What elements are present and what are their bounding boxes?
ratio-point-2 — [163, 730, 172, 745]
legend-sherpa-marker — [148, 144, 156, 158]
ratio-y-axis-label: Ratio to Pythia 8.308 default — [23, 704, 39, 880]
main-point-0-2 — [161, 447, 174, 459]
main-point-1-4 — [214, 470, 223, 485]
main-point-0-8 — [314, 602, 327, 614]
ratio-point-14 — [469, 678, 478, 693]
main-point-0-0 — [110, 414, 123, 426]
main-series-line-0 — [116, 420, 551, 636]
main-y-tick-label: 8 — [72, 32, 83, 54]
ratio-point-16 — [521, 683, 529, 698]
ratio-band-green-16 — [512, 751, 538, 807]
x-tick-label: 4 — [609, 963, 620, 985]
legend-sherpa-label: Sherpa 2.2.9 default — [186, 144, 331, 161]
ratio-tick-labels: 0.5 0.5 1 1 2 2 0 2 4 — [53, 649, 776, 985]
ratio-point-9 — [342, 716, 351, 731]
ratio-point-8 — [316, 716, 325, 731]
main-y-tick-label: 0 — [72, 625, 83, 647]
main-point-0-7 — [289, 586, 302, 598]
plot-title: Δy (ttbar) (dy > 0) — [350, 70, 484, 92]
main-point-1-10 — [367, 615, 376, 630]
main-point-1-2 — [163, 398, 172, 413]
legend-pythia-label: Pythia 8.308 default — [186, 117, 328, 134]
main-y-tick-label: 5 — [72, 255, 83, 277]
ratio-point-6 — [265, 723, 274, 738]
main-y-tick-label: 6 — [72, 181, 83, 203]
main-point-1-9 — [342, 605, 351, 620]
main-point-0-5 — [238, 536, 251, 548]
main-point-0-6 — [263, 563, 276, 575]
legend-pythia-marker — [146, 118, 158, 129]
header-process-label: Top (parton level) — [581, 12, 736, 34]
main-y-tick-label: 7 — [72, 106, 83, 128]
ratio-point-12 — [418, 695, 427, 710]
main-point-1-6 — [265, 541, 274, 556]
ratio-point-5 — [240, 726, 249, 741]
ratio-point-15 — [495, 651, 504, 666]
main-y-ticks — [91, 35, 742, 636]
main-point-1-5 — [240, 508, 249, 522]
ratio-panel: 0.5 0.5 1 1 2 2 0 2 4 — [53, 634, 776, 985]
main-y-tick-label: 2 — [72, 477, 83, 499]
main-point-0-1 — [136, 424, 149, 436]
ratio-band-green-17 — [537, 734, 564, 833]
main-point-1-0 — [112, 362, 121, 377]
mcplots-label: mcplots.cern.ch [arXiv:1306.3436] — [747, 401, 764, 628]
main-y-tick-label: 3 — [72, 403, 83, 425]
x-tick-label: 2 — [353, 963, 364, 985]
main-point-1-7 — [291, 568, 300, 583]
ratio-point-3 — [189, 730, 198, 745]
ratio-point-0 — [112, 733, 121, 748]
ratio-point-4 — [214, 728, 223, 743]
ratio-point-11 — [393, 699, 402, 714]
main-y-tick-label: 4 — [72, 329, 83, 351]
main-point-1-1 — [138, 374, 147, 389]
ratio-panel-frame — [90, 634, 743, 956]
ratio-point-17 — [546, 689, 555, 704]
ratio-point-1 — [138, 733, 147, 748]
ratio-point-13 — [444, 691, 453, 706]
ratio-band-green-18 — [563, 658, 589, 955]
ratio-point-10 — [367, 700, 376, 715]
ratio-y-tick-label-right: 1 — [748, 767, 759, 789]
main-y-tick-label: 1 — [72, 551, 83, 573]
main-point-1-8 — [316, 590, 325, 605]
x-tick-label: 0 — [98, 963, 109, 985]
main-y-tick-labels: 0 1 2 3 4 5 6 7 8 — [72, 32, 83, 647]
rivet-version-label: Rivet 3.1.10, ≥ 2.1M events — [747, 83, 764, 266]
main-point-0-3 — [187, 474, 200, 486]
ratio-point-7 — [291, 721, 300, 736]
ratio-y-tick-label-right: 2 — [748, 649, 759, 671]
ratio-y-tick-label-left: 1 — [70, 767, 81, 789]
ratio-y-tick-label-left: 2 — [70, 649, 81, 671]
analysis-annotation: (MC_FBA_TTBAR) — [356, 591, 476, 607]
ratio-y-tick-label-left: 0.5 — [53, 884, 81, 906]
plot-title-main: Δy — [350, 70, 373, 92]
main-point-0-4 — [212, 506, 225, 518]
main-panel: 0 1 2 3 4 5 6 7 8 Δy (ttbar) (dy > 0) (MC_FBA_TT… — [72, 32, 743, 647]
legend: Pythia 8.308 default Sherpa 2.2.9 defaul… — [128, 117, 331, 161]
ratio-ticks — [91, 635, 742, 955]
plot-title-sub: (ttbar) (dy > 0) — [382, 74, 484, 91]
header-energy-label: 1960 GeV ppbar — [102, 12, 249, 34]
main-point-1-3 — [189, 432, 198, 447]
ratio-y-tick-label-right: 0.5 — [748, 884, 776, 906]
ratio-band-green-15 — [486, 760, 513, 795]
════
# Given request
Rewrite the records from the first line through the line that contains "main-y-tick-label: 7 — [72, 106, 83, 128]", swapping "default" for "baseline" wherever it occurs and keeping everything else unchanged.

# Complete output
What elements are present and what are their bounding boxes?
ratio-point-2 — [163, 730, 172, 745]
legend-sherpa-marker — [148, 144, 156, 158]
ratio-y-axis-label: Ratio to Pythia 8.308 baseline — [23, 704, 39, 880]
main-point-0-2 — [161, 447, 174, 459]
main-point-1-4 — [214, 470, 223, 485]
main-point-0-8 — [314, 602, 327, 614]
ratio-point-14 — [469, 678, 478, 693]
main-point-0-0 — [110, 414, 123, 426]
main-series-line-0 — [116, 420, 551, 636]
main-y-tick-label: 8 — [72, 32, 83, 54]
ratio-point-16 — [521, 683, 529, 698]
ratio-band-green-16 — [512, 751, 538, 807]
x-tick-label: 4 — [609, 963, 620, 985]
legend-sherpa-label: Sherpa 2.2.9 baseline — [186, 144, 331, 161]
ratio-tick-labels: 0.5 0.5 1 1 2 2 0 2 4 — [53, 649, 776, 985]
ratio-point-9 — [342, 716, 351, 731]
ratio-point-8 — [316, 716, 325, 731]
main-y-tick-label: 0 — [72, 625, 83, 647]
main-point-0-7 — [289, 586, 302, 598]
plot-title: Δy (ttbar) (dy > 0) — [350, 70, 484, 92]
main-point-1-10 — [367, 615, 376, 630]
main-point-1-2 — [163, 398, 172, 413]
legend-pythia-label: Pythia 8.308 baseline — [186, 117, 328, 134]
main-y-tick-label: 5 — [72, 255, 83, 277]
ratio-point-6 — [265, 723, 274, 738]
main-y-tick-label: 6 — [72, 181, 83, 203]
main-point-1-9 — [342, 605, 351, 620]
main-point-0-5 — [238, 536, 251, 548]
main-point-0-6 — [263, 563, 276, 575]
legend-pythia-marker — [146, 118, 158, 129]
header-process-label: Top (parton level) — [581, 12, 736, 34]
main-y-tick-label: 7 — [72, 106, 83, 128]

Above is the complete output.